[YOUR TASK] Recast the entries from their first line through the line containing "y-tick-label: 50 (116, 478, 136, 498)", inclusive, as a JSON list of strings with one string per line, leaving out blank lines.

[Source records]
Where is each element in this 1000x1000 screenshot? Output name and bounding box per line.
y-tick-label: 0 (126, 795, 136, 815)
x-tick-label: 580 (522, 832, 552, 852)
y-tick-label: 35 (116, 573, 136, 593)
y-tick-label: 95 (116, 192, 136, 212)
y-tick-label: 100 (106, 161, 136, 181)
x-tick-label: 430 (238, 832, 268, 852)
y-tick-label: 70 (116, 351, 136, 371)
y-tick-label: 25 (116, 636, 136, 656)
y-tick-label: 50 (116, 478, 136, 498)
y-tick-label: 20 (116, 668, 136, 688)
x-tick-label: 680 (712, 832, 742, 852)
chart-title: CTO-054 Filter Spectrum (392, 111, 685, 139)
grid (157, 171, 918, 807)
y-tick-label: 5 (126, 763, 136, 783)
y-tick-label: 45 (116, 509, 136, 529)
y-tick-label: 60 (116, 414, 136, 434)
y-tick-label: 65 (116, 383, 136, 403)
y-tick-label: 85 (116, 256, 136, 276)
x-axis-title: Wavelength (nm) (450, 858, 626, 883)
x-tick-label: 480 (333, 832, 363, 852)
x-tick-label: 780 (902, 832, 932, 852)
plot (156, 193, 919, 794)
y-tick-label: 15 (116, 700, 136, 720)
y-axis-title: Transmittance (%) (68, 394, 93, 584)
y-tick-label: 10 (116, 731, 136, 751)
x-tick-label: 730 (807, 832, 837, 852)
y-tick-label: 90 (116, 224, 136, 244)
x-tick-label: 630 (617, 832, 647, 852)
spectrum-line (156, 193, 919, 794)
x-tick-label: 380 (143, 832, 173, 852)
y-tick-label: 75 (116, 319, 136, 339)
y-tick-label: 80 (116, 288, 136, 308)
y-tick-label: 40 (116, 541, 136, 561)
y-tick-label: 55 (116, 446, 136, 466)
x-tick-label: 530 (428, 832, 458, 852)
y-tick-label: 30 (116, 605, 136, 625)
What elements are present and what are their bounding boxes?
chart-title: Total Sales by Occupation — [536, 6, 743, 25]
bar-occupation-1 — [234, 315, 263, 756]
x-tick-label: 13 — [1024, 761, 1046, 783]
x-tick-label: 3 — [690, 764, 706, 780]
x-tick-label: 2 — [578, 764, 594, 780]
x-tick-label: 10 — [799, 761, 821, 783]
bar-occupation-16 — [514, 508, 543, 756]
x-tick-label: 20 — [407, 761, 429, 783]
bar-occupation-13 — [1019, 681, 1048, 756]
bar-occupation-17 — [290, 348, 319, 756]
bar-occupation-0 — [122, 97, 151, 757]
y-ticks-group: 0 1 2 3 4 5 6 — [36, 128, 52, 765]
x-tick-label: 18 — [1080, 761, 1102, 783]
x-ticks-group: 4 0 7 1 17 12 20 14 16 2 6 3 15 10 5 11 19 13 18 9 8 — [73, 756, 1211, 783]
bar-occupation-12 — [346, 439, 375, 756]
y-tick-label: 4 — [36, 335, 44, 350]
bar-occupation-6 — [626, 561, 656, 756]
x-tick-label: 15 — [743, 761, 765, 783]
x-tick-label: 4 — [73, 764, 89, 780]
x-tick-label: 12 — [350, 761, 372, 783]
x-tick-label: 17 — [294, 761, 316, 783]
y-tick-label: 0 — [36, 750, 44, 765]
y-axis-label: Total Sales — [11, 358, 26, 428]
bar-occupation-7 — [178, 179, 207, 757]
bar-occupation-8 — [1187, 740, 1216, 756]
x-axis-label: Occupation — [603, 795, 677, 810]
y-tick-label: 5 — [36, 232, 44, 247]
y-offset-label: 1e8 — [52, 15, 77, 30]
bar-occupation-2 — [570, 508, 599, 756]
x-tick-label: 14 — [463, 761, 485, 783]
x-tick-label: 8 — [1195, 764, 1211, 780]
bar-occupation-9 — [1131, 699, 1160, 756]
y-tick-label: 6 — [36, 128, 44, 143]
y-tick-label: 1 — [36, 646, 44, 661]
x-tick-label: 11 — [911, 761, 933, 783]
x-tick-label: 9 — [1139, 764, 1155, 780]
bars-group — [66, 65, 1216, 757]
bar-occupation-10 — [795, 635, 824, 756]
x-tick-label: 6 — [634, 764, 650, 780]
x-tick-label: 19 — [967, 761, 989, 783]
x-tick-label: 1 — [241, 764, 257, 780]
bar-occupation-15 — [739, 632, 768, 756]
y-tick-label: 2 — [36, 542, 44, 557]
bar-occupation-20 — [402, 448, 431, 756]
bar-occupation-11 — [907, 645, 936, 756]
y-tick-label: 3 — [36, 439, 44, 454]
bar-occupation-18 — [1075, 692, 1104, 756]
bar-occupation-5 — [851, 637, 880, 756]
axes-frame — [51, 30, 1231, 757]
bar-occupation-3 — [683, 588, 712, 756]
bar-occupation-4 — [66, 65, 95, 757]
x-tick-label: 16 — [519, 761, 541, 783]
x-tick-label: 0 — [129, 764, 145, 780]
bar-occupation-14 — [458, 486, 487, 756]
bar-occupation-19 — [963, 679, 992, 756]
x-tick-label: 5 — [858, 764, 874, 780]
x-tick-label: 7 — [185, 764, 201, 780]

[TASK RESULT]
[
  "Where is each element in this 1000x1000 screenshot? Output name and bounding box per line.",
  "y-tick-label: 0 (126, 795, 136, 815)",
  "x-tick-label: 580 (522, 832, 552, 852)",
  "y-tick-label: 35 (116, 573, 136, 593)",
  "y-tick-label: 95 (116, 192, 136, 212)",
  "y-tick-label: 100 (106, 161, 136, 181)",
  "x-tick-label: 430 (238, 832, 268, 852)",
  "y-tick-label: 70 (116, 351, 136, 371)",
  "y-tick-label: 25 (116, 636, 136, 656)",
  "y-tick-label: 50 (116, 478, 136, 498)"
]